### EXERCISE BRIEF
Copy every line from the records below that holds the word "screenshot".

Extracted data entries
>>>>
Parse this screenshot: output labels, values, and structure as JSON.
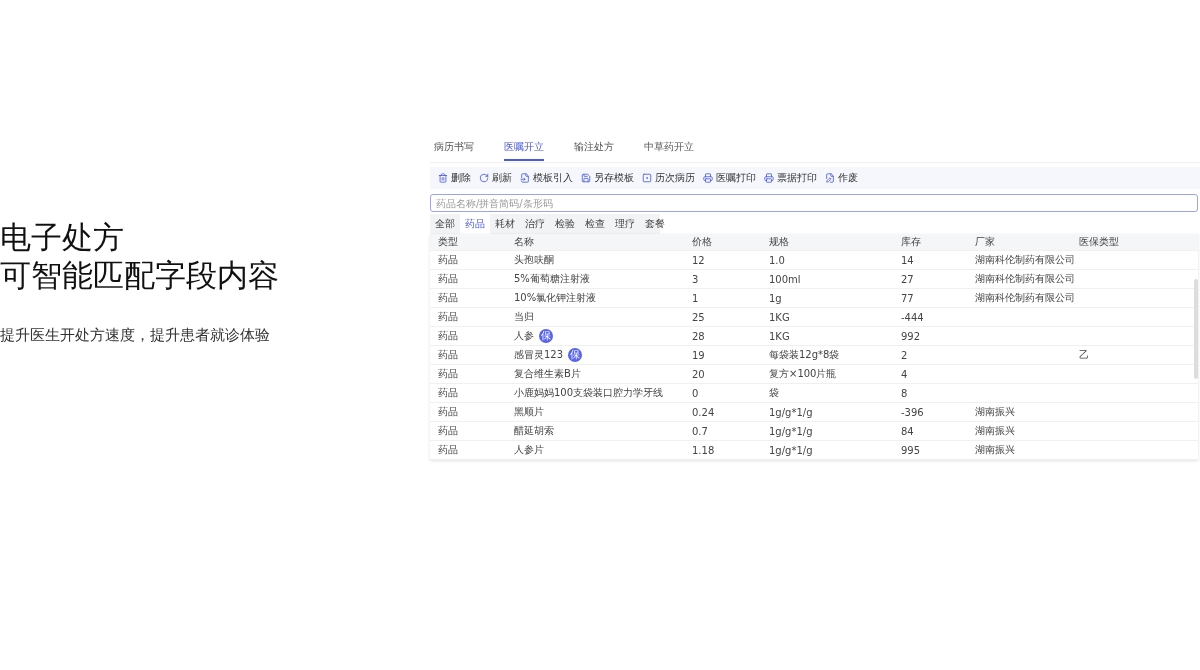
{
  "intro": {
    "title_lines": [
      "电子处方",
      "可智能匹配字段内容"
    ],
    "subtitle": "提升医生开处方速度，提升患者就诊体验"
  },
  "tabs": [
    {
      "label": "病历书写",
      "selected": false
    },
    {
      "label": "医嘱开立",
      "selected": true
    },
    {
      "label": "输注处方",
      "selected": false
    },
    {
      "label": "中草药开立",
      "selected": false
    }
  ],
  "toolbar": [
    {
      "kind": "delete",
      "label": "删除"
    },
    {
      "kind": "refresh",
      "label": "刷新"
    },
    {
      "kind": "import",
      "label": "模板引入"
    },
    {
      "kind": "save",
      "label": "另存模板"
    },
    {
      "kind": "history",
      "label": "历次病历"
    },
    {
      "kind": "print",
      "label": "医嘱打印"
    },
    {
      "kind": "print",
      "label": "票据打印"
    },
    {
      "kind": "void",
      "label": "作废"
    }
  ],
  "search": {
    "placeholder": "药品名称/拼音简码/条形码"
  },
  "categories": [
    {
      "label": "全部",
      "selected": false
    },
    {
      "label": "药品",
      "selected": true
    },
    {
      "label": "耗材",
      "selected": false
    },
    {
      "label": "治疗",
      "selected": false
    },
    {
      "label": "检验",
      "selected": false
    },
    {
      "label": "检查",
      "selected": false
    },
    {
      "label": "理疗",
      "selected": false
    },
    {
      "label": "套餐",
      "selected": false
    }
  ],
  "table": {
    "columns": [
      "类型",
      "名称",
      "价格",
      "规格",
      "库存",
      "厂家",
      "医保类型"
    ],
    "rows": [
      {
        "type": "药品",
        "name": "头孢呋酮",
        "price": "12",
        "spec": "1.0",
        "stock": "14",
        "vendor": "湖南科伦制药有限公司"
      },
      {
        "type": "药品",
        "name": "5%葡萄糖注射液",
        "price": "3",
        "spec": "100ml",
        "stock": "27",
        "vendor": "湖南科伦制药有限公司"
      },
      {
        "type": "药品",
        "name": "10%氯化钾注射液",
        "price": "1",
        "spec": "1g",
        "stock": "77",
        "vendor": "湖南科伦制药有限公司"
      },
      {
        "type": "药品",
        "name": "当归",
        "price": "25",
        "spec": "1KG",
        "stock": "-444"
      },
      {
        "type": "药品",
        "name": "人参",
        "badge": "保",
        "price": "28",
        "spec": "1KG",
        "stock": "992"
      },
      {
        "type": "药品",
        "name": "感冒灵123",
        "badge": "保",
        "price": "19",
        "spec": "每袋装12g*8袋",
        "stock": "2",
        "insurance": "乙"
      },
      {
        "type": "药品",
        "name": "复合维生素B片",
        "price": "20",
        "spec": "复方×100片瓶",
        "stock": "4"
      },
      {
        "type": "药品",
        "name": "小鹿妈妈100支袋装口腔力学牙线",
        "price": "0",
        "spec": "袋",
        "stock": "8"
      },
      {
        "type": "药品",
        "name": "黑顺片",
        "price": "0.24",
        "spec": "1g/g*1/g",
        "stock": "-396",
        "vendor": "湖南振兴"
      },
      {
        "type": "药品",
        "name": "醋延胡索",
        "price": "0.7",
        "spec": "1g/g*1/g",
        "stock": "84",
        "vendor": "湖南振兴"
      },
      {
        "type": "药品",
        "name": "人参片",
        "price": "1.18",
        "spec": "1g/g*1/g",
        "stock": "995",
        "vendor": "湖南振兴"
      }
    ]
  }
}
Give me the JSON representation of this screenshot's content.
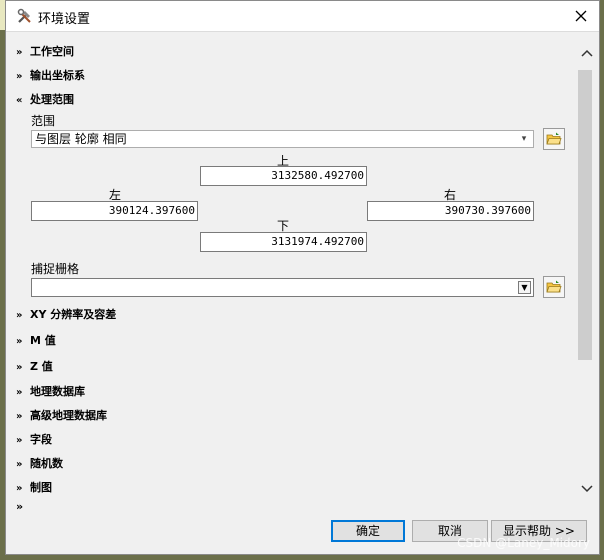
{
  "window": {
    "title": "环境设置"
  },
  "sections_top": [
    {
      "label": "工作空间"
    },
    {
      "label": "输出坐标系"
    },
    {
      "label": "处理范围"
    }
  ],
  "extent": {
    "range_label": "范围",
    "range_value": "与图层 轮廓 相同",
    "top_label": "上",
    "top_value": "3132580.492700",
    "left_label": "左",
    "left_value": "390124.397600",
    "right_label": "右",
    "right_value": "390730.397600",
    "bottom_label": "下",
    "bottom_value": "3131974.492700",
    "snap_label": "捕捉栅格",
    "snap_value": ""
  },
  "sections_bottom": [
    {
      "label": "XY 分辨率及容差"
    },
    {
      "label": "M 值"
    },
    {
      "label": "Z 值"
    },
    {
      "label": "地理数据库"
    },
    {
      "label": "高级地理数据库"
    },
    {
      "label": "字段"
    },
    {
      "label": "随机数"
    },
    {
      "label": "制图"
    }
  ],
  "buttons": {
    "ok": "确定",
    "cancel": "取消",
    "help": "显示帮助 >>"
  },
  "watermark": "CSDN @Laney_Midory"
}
<<<<
### CORRECT RESPONSE
Parse this screenshot: output labels, values, and structure as JSON.
Give me the JSON representation of this screenshot's content.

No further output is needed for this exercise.